**WHAT THIS TASK INVOLVES:** Restate every line of the material, word for word.
Start of LISTED RECORDS
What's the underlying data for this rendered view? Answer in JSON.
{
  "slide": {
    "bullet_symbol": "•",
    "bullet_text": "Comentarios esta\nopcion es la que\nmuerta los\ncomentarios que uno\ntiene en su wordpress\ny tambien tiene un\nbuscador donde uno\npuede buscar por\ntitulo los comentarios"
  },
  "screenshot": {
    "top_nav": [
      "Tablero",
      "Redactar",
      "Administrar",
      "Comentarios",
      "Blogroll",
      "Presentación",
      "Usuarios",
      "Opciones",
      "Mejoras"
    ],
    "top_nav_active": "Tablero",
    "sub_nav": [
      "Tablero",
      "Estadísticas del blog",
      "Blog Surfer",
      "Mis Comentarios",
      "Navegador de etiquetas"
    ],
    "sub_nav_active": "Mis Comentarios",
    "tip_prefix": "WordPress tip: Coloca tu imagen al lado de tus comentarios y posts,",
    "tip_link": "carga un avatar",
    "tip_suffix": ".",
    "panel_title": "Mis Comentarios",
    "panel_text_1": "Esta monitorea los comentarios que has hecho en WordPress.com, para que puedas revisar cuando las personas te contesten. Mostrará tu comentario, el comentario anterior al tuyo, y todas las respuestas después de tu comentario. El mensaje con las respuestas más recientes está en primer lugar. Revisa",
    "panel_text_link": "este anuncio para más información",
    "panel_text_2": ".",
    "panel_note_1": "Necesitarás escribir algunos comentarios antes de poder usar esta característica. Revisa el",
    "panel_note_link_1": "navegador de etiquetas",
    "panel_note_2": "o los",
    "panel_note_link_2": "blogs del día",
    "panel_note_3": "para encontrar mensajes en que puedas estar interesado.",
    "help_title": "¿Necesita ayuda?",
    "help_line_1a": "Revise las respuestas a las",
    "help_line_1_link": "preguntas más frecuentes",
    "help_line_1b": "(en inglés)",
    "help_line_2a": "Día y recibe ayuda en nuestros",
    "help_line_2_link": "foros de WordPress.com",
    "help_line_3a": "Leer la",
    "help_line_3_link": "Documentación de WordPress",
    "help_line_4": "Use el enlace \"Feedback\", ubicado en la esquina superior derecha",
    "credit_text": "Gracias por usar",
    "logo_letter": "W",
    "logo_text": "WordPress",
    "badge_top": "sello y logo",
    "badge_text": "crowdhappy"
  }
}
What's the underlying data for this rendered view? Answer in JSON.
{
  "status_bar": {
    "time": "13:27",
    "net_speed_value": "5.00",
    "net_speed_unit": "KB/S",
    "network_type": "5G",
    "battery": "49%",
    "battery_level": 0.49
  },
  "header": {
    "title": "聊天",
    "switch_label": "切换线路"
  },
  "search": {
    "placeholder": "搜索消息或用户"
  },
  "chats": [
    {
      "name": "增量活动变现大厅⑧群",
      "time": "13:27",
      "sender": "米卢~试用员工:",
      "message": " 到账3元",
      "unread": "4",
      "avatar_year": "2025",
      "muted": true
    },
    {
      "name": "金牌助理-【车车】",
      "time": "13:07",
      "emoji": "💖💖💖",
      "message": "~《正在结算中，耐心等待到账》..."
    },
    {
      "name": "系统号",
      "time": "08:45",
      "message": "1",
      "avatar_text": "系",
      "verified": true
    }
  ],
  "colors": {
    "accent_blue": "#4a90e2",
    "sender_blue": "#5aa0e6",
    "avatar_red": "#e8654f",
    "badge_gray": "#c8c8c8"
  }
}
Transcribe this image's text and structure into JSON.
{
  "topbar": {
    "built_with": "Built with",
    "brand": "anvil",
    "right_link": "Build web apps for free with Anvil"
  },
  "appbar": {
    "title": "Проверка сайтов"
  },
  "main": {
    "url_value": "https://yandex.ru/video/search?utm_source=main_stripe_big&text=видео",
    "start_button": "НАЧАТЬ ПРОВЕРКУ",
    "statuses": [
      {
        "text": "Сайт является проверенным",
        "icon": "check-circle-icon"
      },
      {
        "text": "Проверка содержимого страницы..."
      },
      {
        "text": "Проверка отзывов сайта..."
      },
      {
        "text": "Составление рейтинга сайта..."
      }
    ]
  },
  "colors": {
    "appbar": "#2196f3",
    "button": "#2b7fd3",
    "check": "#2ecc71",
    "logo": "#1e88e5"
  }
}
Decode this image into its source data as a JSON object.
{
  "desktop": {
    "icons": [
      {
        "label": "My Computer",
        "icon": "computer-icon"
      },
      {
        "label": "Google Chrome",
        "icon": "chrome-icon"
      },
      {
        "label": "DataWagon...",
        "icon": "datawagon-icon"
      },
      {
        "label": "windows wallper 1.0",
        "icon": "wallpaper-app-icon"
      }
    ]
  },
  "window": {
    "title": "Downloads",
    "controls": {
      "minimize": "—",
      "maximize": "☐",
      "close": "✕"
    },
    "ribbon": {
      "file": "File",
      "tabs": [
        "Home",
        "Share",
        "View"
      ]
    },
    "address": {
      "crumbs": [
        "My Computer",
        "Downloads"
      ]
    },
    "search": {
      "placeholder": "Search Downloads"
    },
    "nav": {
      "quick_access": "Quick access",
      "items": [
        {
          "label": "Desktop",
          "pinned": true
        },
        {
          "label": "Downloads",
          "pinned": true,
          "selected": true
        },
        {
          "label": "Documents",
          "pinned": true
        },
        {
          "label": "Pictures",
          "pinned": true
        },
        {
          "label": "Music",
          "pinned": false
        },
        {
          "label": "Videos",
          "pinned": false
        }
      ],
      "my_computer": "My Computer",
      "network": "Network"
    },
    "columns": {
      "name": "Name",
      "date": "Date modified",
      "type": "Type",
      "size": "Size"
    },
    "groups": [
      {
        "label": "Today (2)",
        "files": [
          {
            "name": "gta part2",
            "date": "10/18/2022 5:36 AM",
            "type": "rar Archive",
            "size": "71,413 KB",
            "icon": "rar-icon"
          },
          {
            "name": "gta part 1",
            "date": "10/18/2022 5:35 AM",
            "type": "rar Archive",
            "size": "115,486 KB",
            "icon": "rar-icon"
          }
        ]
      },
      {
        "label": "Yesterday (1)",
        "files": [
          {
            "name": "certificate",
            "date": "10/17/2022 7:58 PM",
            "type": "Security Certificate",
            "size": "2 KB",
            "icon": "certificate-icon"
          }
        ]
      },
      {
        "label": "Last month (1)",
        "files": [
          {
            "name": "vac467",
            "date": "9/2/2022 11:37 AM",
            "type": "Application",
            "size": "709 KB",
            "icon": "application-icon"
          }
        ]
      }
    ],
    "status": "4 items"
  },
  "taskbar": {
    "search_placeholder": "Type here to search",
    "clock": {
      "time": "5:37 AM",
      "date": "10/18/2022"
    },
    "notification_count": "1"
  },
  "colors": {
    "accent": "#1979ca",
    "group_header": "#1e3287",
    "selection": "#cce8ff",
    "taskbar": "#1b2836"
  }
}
End of LISTED RECORDS
**OUTPUT FOR THIS EXERCISE:**
What's the underlying data for this rendered view? Answer in JSON.
{
  "slide": {
    "bullet_symbol": "•",
    "bullet_text": "Comentarios esta\nopcion es la que\nmuerta los\ncomentarios que uno\ntiene en su wordpress\ny tambien tiene un\nbuscador donde uno\npuede buscar por\ntitulo los comentarios"
  },
  "screenshot": {
    "top_nav": [
      "Tablero",
      "Redactar",
      "Administrar",
      "Comentarios",
      "Blogroll",
      "Presentación",
      "Usuarios",
      "Opciones",
      "Mejoras"
    ],
    "top_nav_active": "Tablero",
    "sub_nav": [
      "Tablero",
      "Estadísticas del blog",
      "Blog Surfer",
      "Mis Comentarios",
      "Navegador de etiquetas"
    ],
    "sub_nav_active": "Mis Comentarios",
    "tip_prefix": "WordPress tip: Coloca tu imagen al lado de tus comentarios y posts,",
    "tip_link": "carga un avatar",
    "tip_suffix": ".",
    "panel_title": "Mis Comentarios",
    "panel_text_1": "Esta monitorea los comentarios que has hecho en WordPress.com, para que puedas revisar cuando las personas te contesten. Mostrará tu comentario, el comentario anterior al tuyo, y todas las respuestas después de tu comentario. El mensaje con las respuestas más recientes está en primer lugar. Revisa",
    "panel_text_link": "este anuncio para más información",
    "panel_text_2": ".",
    "panel_note_1": "Necesitarás escribir algunos comentarios antes de poder usar esta característica. Revisa el",
    "panel_note_link_1": "navegador de etiquetas",
    "panel_note_2": "o los",
    "panel_note_link_2": "blogs del día",
    "panel_note_3": "para encontrar mensajes en que puedas estar interesado.",
    "help_title": "¿Necesita ayuda?",
    "help_line_1a": "Revise las respuestas a las",
    "help_line_1_link": "preguntas más frecuentes",
    "help_line_1b": "(en inglés)",
    "help_line_2a": "Día y recibe ayuda en nuestros",
    "help_line_2_link": "foros de WordPress.com",
    "help_line_3a": "Leer la",
    "help_line_3_link": "Documentación de WordPress",
    "help_line_4": "Use el enlace \"Feedback\", ubicado en la esquina superior derecha",
    "credit_text": "Gracias por usar",
    "logo_letter": "W",
    "logo_text": "WordPress",
    "badge_top": "sello y logo",
    "badge_text": "crowdhappy"
  }
}
What's the underlying data for this rendered view? Answer in JSON.
{
  "status_bar": {
    "time": "13:27",
    "net_speed_value": "5.00",
    "net_speed_unit": "KB/S",
    "network_type": "5G",
    "battery": "49%",
    "battery_level": 0.49
  },
  "header": {
    "title": "聊天",
    "switch_label": "切换线路"
  },
  "search": {
    "placeholder": "搜索消息或用户"
  },
  "chats": [
    {
      "name": "增量活动变现大厅⑧群",
      "time": "13:27",
      "sender": "米卢~试用员工:",
      "message": " 到账3元",
      "unread": "4",
      "avatar_year": "2025",
      "muted": true
    },
    {
      "name": "金牌助理-【车车】",
      "time": "13:07",
      "emoji": "💖💖💖",
      "message": "~《正在结算中，耐心等待到账》..."
    },
    {
      "name": "系统号",
      "time": "08:45",
      "message": "1",
      "avatar_text": "系",
      "verified": true
    }
  ],
  "colors": {
    "accent_blue": "#4a90e2",
    "sender_blue": "#5aa0e6",
    "avatar_red": "#e8654f",
    "badge_gray": "#c8c8c8"
  }
}
Transcribe this image's text and structure into JSON.
{
  "topbar": {
    "built_with": "Built with",
    "brand": "anvil",
    "right_link": "Build web apps for free with Anvil"
  },
  "appbar": {
    "title": "Проверка сайтов"
  },
  "main": {
    "url_value": "https://yandex.ru/video/search?utm_source=main_stripe_big&text=видео",
    "start_button": "НАЧАТЬ ПРОВЕРКУ",
    "statuses": [
      {
        "text": "Сайт является проверенным",
        "icon": "check-circle-icon"
      },
      {
        "text": "Проверка содержимого страницы..."
      },
      {
        "text": "Проверка отзывов сайта..."
      },
      {
        "text": "Составление рейтинга сайта..."
      }
    ]
  },
  "colors": {
    "appbar": "#2196f3",
    "button": "#2b7fd3",
    "check": "#2ecc71",
    "logo": "#1e88e5"
  }
}
Decode this image into its source data as a JSON object.
{
  "desktop": {
    "icons": [
      {
        "label": "My Computer",
        "icon": "computer-icon"
      },
      {
        "label": "Google Chrome",
        "icon": "chrome-icon"
      },
      {
        "label": "DataWagon...",
        "icon": "datawagon-icon"
      },
      {
        "label": "windows wallper 1.0",
        "icon": "wallpaper-app-icon"
      }
    ]
  },
  "window": {
    "title": "Downloads",
    "controls": {
      "minimize": "—",
      "maximize": "☐",
      "close": "✕"
    },
    "ribbon": {
      "file": "File",
      "tabs": [
        "Home",
        "Share",
        "View"
      ]
    },
    "address": {
      "crumbs": [
        "My Computer",
        "Downloads"
      ]
    },
    "search": {
      "placeholder": "Search Downloads"
    },
    "nav": {
      "quick_access": "Quick access",
      "items": [
        {
          "label": "Desktop",
          "pinned": true
        },
        {
          "label": "Downloads",
          "pinned": true,
          "selected": true
        },
        {
          "label": "Documents",
          "pinned": true
        },
        {
          "label": "Pictures",
          "pinned": true
        },
        {
          "label": "Music",
          "pinned": false
        },
        {
          "label": "Videos",
          "pinned": false
        }
      ],
      "my_computer": "My Computer",
      "network": "Network"
    },
    "columns": {
      "name": "Name",
      "date": "Date modified",
      "type": "Type",
      "size": "Size"
    },
    "groups": [
      {
        "label": "Today (2)",
        "files": [
          {
            "name": "gta part2",
            "date": "10/18/2022 5:36 AM",
            "type": "rar Archive",
            "size": "71,413 KB",
            "icon": "rar-icon"
          },
          {
            "name": "gta part 1",
            "date": "10/18/2022 5:35 AM",
            "type": "rar Archive",
            "size": "115,486 KB",
            "icon": "rar-icon"
          }
        ]
      },
      {
        "label": "Yesterday (1)",
        "files": [
          {
            "name": "certificate",
            "date": "10/17/2022 7:58 PM",
            "type": "Security Certificate",
            "size": "2 KB",
            "icon": "certificate-icon"
          }
        ]
      },
      {
        "label": "Last month (1)",
        "files": [
          {
            "name": "vac467",
            "date": "9/2/2022 11:37 AM",
            "type": "Application",
            "size": "709 KB",
            "icon": "application-icon"
          }
        ]
      }
    ],
    "status": "4 items"
  },
  "taskbar": {
    "search_placeholder": "Type here to search",
    "clock": {
      "time": "5:37 AM",
      "date": "10/18/2022"
    },
    "notification_count": "1"
  },
  "colors": {
    "accent": "#1979ca",
    "group_header": "#1e3287",
    "selection": "#cce8ff",
    "taskbar": "#1b2836"
  }
}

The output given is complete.